== YOUR TASK ==
Give an exact copy of every line, leaving images out.
** BEGIN MATERIALS PROVIDED **
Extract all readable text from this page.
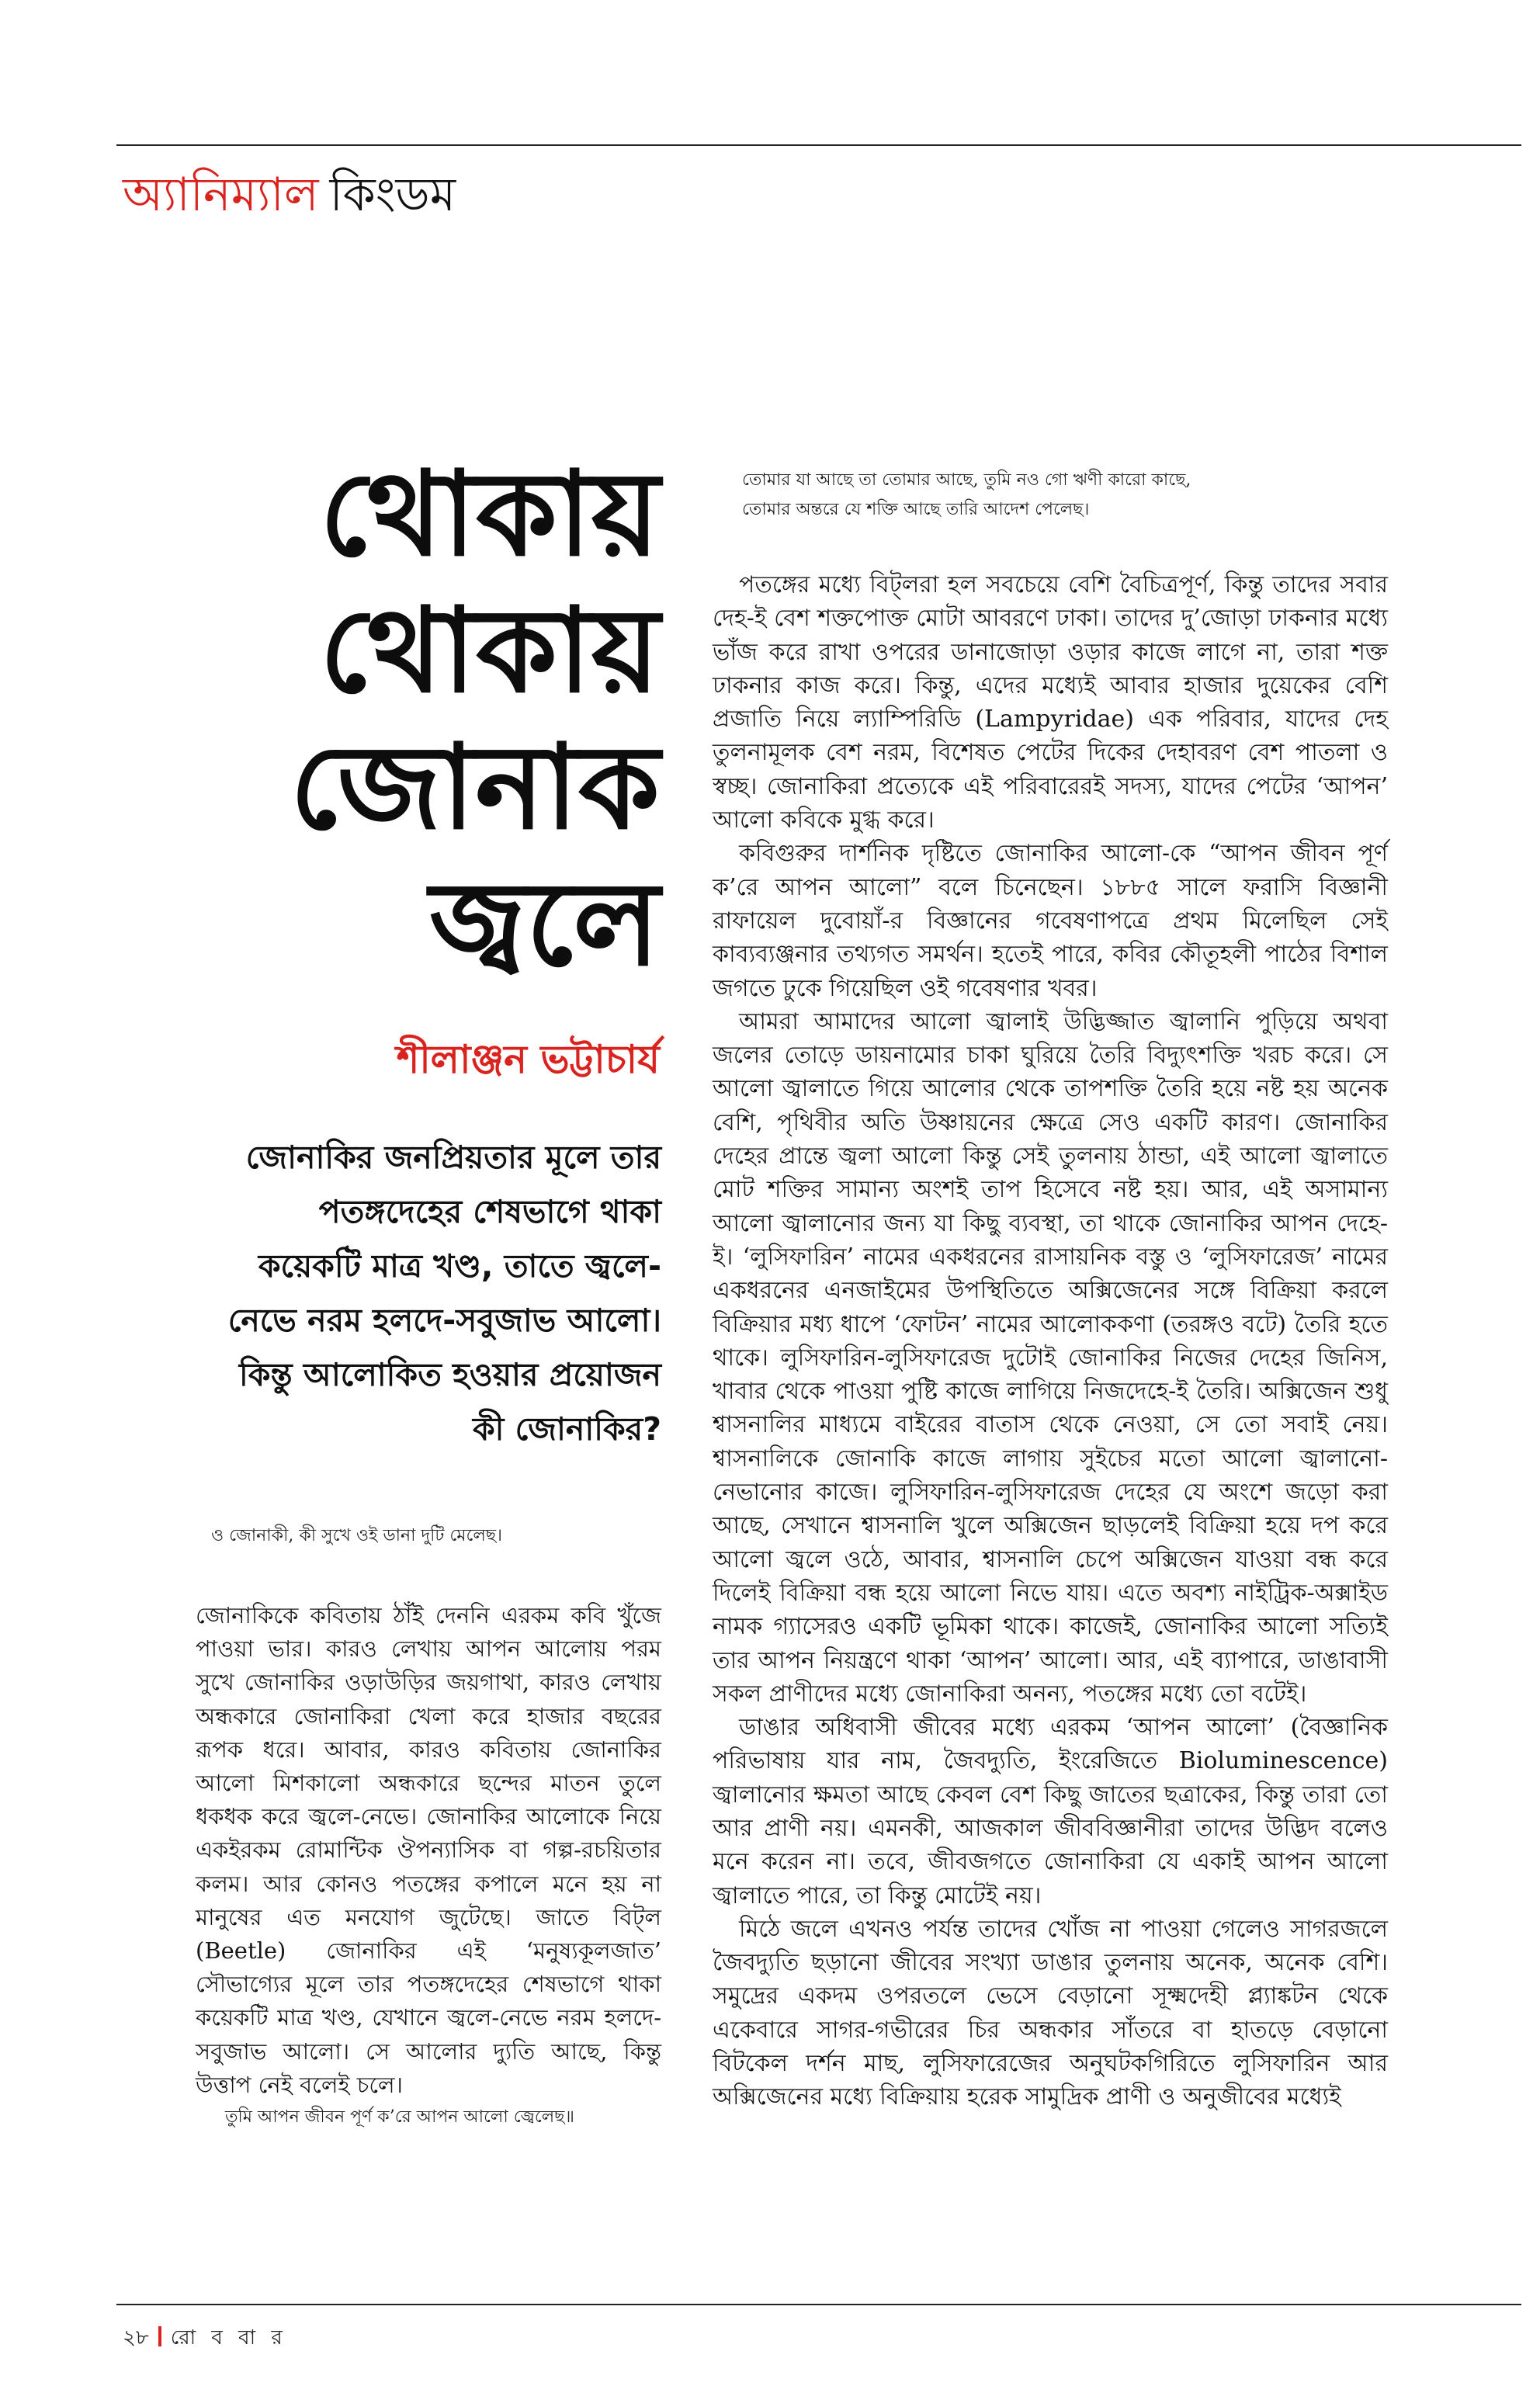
অ্যানিম্যাল কিংডম
থোকায়
থোকায়
জোনাক
জ্বলে
শীলাঞ্জন ভট্টাচার্য
জোনাকির জনপ্রিয়তার মূলে তার
পতঙ্গদেহের শেষভাগে থাকা
কয়েকটি মাত্র খণ্ড, তাতে জ্বলে-
নেভে নরম হলদে-সবুজাভ আলো।
কিন্তু আলোকিত হওয়ার প্রয়োজন
কী জোনাকির?
ও জোনাকী, কী সুখে ওই ডানা দুটি মেলেছ।

জোনাকিকে কবিতায় ঠাঁই দেননি এরকম কবি খুঁজে পাওয়া ভার। কারও লেখায় আপন আলোয় পরম সুখে জোনাকির ওড়াউড়ির জয়গাথা, কারও লেখায় অন্ধকারে জোনাকিরা খেলা করে হাজার বছরের রূপক ধরে। আবার, কারও কবিতায় জোনাকির আলো মিশকালো অন্ধকারে ছন্দের মাতন তুলে ধকধক করে জ্বলে-নেভে। জোনাকির আলোকে নিয়ে একইরকম রোমান্টিক ঔপন্যাসিক বা গল্প-রচয়িতার কলম। আর কোনও পতঙ্গের কপালে মনে হয় না মানুষের এত মনযোগ জুটেছে। জাতে বিট্‌ল (Beetle) জোনাকির এই ‘মনুষ্যকূলজাত’ সৌভাগ্যের মূলে তার পতঙ্গদেহের শেষভাগে থাকা কয়েকটি মাত্র খণ্ড, যেখানে জ্বলে-নেভে নরম হলদে-সবুজাভ আলো। সে আলোর দ্যুতি আছে, কিন্তু উত্তাপ নেই বলেই চলে।

তুমি আপন জীবন পূর্ণ ক’রে আপন আলো জ্বেলেছ॥
তোমার যা আছে তা তোমার আছে, তুমি নও গো ঋণী কারো কাছে,
তোমার অন্তরে যে শক্তি আছে তারি আদেশ পেলেছ।

পতঙ্গের মধ্যে বিট্‌লরা হল সবচেয়ে বেশি বৈচিত্রপূর্ণ, কিন্তু তাদের সবার দেহ-ই বেশ শক্তপোক্ত মোটা আবরণে ঢাকা। তাদের দু’জোড়া ঢাকনার মধ্যে ভাঁজ করে রাখা ওপরের ডানাজোড়া ওড়ার কাজে লাগে না, তারা শক্ত ঢাকনার কাজ করে। কিন্তু, এদের মধ্যেই আবার হাজার দুয়েকের বেশি প্রজাতি নিয়ে ল্যাম্পিরিডি (Lampyridae) এক পরিবার, যাদের দেহ তুলনামূলক বেশ নরম, বিশেষত পেটের দিকের দেহাবরণ বেশ পাতলা ও স্বচ্ছ। জোনাকিরা প্রত্যেকে এই পরিবারেরই সদস্য, যাদের পেটের ‘আপন’ আলো কবিকে মুগ্ধ করে।

কবিগুরুর দার্শনিক দৃষ্টিতে জোনাকির আলো-কে “আপন জীবন পূর্ণ ক’রে আপন আলো” বলে চিনেছেন। ১৮৮৫ সালে ফরাসি বিজ্ঞানী রাফায়েল দুবোয়াঁ-র বিজ্ঞানের গবেষণাপত্রে প্রথম মিলেছিল সেই কাব্যব্যঞ্জনার তথ্যগত সমর্থন। হতেই পারে, কবির কৌতূহলী পাঠের বিশাল জগতে ঢুকে গিয়েছিল ওই গবেষণার খবর।

আমরা আমাদের আলো জ্বালাই উদ্ভিজ্জাত জ্বালানি পুড়িয়ে অথবা জলের তোড়ে ডায়নামোর চাকা ঘুরিয়ে তৈরি বিদ্যুৎশক্তি খরচ করে। সে আলো জ্বালাতে গিয়ে আলোর থেকে তাপশক্তি তৈরি হয়ে নষ্ট হয় অনেক বেশি, পৃথিবীর অতি উষ্ণায়নের ক্ষেত্রে সেও একটি কারণ। জোনাকির দেহের প্রান্তে জ্বলা আলো কিন্তু সেই তুলনায় ঠান্ডা, এই আলো জ্বালাতে মোট শক্তির সামান্য অংশই তাপ হিসেবে নষ্ট হয়। আর, এই অসামান্য আলো জ্বালানোর জন্য যা কিছু ব্যবস্থা, তা থাকে জোনাকির আপন দেহে-ই। ‘লুসিফারিন’ নামের একধরনের রাসায়নিক বস্তু ও ‘লুসিফারেজ’ নামের একধরনের এনজাইমের উপস্থিতিতে অক্সিজেনের সঙ্গে বিক্রিয়া করলে বিক্রিয়ার মধ্য ধাপে ‘ফোটন’ নামের আলোককণা (তরঙ্গও বটে) তৈরি হতে থাকে। লুসিফারিন-লুসিফারেজ দুটোই জোনাকির নিজের দেহের জিনিস, খাবার থেকে পাওয়া পুষ্টি কাজে লাগিয়ে নিজদেহে-ই তৈরি। অক্সিজেন শুধু শ্বাসনালির মাধ্যমে বাইরের বাতাস থেকে নেওয়া, সে তো সবাই নেয়। শ্বাসনালিকে জোনাকি কাজে লাগায় সুইচের মতো আলো জ্বালানো-নেভানোর কাজে। লুসিফারিন-লুসিফারেজ দেহের যে অংশে জড়ো করা আছে, সেখানে শ্বাসনালি খুলে অক্সিজেন ছাড়লেই বিক্রিয়া হয়ে দপ করে আলো জ্বলে ওঠে, আবার, শ্বাসনালি চেপে অক্সিজেন যাওয়া বন্ধ করে দিলেই বিক্রিয়া বন্ধ হয়ে আলো নিভে যায়। এতে অবশ্য নাইট্রিক-অক্সাইড নামক গ্যাসেরও একটি ভূমিকা থাকে। কাজেই, জোনাকির আলো সত্যিই তার আপন নিয়ন্ত্রণে থাকা ‘আপন’ আলো। আর, এই ব্যাপারে, ডাঙাবাসী সকল প্রাণীদের মধ্যে জোনাকিরা অনন্য, পতঙ্গের মধ্যে তো বটেই।

ডাঙার অধিবাসী জীবের মধ্যে এরকম ‘আপন আলো’ (বৈজ্ঞানিক পরিভাষায় যার নাম, জৈবদ্যুতি, ইংরেজিতে Bioluminescence) জ্বালানোর ক্ষমতা আছে কেবল বেশ কিছু জাতের ছত্রাকের, কিন্তু তারা তো আর প্রাণী নয়। এমনকী, আজকাল জীববিজ্ঞানীরা তাদের উদ্ভিদ বলেও মনে করেন না। তবে, জীবজগতে জোনাকিরা যে একাই আপন আলো জ্বালাতে পারে, তা কিন্তু মোটেই নয়।

মিঠে জলে এখনও পর্যন্ত তাদের খোঁজ না পাওয়া গেলেও সাগরজলে জৈবদ্যুতি ছড়ানো জীবের সংখ্যা ডাঙার তুলনায় অনেক, অনেক বেশি। সমুদ্রের একদম ওপরতলে ভেসে বেড়ানো সূক্ষ্মদেহী প্ল্যাঙ্কটন থেকে একেবারে সাগর-গভীরের চির অন্ধকার সাঁতরে বা হাতড়ে বেড়ানো বিটকেল দর্শন মাছ, লুসিফারেজের অনুঘটকগিরিতে লুসিফারিন আর অক্সিজেনের মধ্যে বিক্রিয়ায় হরেক সামুদ্রিক প্রাণী ও অনুজীবের মধ্যেই

২৮ রো ব বা র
** END MATERIALS PROVIDED **
== COMPLETE OUTPUT ==
Extract all readable text from this page.
অ্যানিম্যাল কিংডম
থোকায়
থোকায়
জোনাক
জ্বলে
শীলাঞ্জন ভট্টাচার্য
জোনাকির জনপ্রিয়তার মূলে তার
পতঙ্গদেহের শেষভাগে থাকা
কয়েকটি মাত্র খণ্ড, তাতে জ্বলে-
নেভে নরম হলদে-সবুজাভ আলো।
কিন্তু আলোকিত হওয়ার প্রয়োজন
কী জোনাকির?
ও জোনাকী, কী সুখে ওই ডানা দুটি মেলেছ।

জোনাকিকে কবিতায় ঠাঁই দেননি এরকম কবি খুঁজে পাওয়া ভার। কারও লেখায় আপন আলোয় পরম সুখে জোনাকির ওড়াউড়ির জয়গাথা, কারও লেখায় অন্ধকারে জোনাকিরা খেলা করে হাজার বছরের রূপক ধরে। আবার, কারও কবিতায় জোনাকির আলো মিশকালো অন্ধকারে ছন্দের মাতন তুলে ধকধক করে জ্বলে-নেভে। জোনাকির আলোকে নিয়ে একইরকম রোমান্টিক ঔপন্যাসিক বা গল্প-রচয়িতার কলম। আর কোনও পতঙ্গের কপালে মনে হয় না মানুষের এত মনযোগ জুটেছে। জাতে বিট্‌ল (Beetle) জোনাকির এই ‘মনুষ্যকূলজাত’ সৌভাগ্যের মূলে তার পতঙ্গদেহের শেষভাগে থাকা কয়েকটি মাত্র খণ্ড, যেখানে জ্বলে-নেভে নরম হলদে-সবুজাভ আলো। সে আলোর দ্যুতি আছে, কিন্তু উত্তাপ নেই বলেই চলে।

তুমি আপন জীবন পূর্ণ ক’রে আপন আলো জ্বেলেছ॥
তোমার যা আছে তা তোমার আছে, তুমি নও গো ঋণী কারো কাছে,
তোমার অন্তরে যে শক্তি আছে তারি আদেশ পেলেছ।

পতঙ্গের মধ্যে বিট্‌লরা হল সবচেয়ে বেশি বৈচিত্রপূর্ণ, কিন্তু তাদের সবার দেহ-ই বেশ শক্তপোক্ত মোটা আবরণে ঢাকা। তাদের দু’জোড়া ঢাকনার মধ্যে ভাঁজ করে রাখা ওপরের ডানাজোড়া ওড়ার কাজে লাগে না, তারা শক্ত ঢাকনার কাজ করে। কিন্তু, এদের মধ্যেই আবার হাজার দুয়েকের বেশি প্রজাতি নিয়ে ল্যাম্পিরিডি (Lampyridae) এক পরিবার, যাদের দেহ তুলনামূলক বেশ নরম, বিশেষত পেটের দিকের দেহাবরণ বেশ পাতলা ও স্বচ্ছ। জোনাকিরা প্রত্যেকে এই পরিবারেরই সদস্য, যাদের পেটের ‘আপন’ আলো কবিকে মুগ্ধ করে।

কবিগুরুর দার্শনিক দৃষ্টিতে জোনাকির আলো-কে “আপন জীবন পূর্ণ ক’রে আপন আলো” বলে চিনেছেন। ১৮৮৫ সালে ফরাসি বিজ্ঞানী রাফায়েল দুবোয়াঁ-র বিজ্ঞানের গবেষণাপত্রে প্রথম মিলেছিল সেই কাব্যব্যঞ্জনার তথ্যগত সমর্থন। হতেই পারে, কবির কৌতূহলী পাঠের বিশাল জগতে ঢুকে গিয়েছিল ওই গবেষণার খবর।

আমরা আমাদের আলো জ্বালাই উদ্ভিজ্জাত জ্বালানি পুড়িয়ে অথবা জলের তোড়ে ডায়নামোর চাকা ঘুরিয়ে তৈরি বিদ্যুৎশক্তি খরচ করে। সে আলো জ্বালাতে গিয়ে আলোর থেকে তাপশক্তি তৈরি হয়ে নষ্ট হয় অনেক বেশি, পৃথিবীর অতি উষ্ণায়নের ক্ষেত্রে সেও একটি কারণ। জোনাকির দেহের প্রান্তে জ্বলা আলো কিন্তু সেই তুলনায় ঠান্ডা, এই আলো জ্বালাতে মোট শক্তির সামান্য অংশই তাপ হিসেবে নষ্ট হয়। আর, এই অসামান্য আলো জ্বালানোর জন্য যা কিছু ব্যবস্থা, তা থাকে জোনাকির আপন দেহে-ই। ‘লুসিফারিন’ নামের একধরনের রাসায়নিক বস্তু ও ‘লুসিফারেজ’ নামের একধরনের এনজাইমের উপস্থিতিতে অক্সিজেনের সঙ্গে বিক্রিয়া করলে বিক্রিয়ার মধ্য ধাপে ‘ফোটন’ নামের আলোককণা (তরঙ্গও বটে) তৈরি হতে থাকে। লুসিফারিন-লুসিফারেজ দুটোই জোনাকির নিজের দেহের জিনিস, খাবার থেকে পাওয়া পুষ্টি কাজে লাগিয়ে নিজদেহে-ই তৈরি। অক্সিজেন শুধু শ্বাসনালির মাধ্যমে বাইরের বাতাস থেকে নেওয়া, সে তো সবাই নেয়। শ্বাসনালিকে জোনাকি কাজে লাগায় সুইচের মতো আলো জ্বালানো-নেভানোর কাজে। লুসিফারিন-লুসিফারেজ দেহের যে অংশে জড়ো করা আছে, সেখানে শ্বাসনালি খুলে অক্সিজেন ছাড়লেই বিক্রিয়া হয়ে দপ করে আলো জ্বলে ওঠে, আবার, শ্বাসনালি চেপে অক্সিজেন যাওয়া বন্ধ করে দিলেই বিক্রিয়া বন্ধ হয়ে আলো নিভে যায়। এতে অবশ্য নাইট্রিক-অক্সাইড নামক গ্যাসেরও একটি ভূমিকা থাকে। কাজেই, জোনাকির আলো সত্যিই তার আপন নিয়ন্ত্রণে থাকা ‘আপন’ আলো। আর, এই ব্যাপারে, ডাঙাবাসী সকল প্রাণীদের মধ্যে জোনাকিরা অনন্য, পতঙ্গের মধ্যে তো বটেই।

ডাঙার অধিবাসী জীবের মধ্যে এরকম ‘আপন আলো’ (বৈজ্ঞানিক পরিভাষায় যার নাম, জৈবদ্যুতি, ইংরেজিতে Bioluminescence) জ্বালানোর ক্ষমতা আছে কেবল বেশ কিছু জাতের ছত্রাকের, কিন্তু তারা তো আর প্রাণী নয়। এমনকী, আজকাল জীববিজ্ঞানীরা তাদের উদ্ভিদ বলেও মনে করেন না। তবে, জীবজগতে জোনাকিরা যে একাই আপন আলো জ্বালাতে পারে, তা কিন্তু মোটেই নয়।

মিঠে জলে এখনও পর্যন্ত তাদের খোঁজ না পাওয়া গেলেও সাগরজলে জৈবদ্যুতি ছড়ানো জীবের সংখ্যা ডাঙার তুলনায় অনেক, অনেক বেশি। সমুদ্রের একদম ওপরতলে ভেসে বেড়ানো সূক্ষ্মদেহী প্ল্যাঙ্কটন থেকে একেবারে সাগর-গভীরের চির অন্ধকার সাঁতরে বা হাতড়ে বেড়ানো বিটকেল দর্শন মাছ, লুসিফারেজের অনুঘটকগিরিতে লুসিফারিন আর অক্সিজেনের মধ্যে বিক্রিয়ায় হরেক সামুদ্রিক প্রাণী ও অনুজীবের মধ্যেই

২৮ রো ব বা র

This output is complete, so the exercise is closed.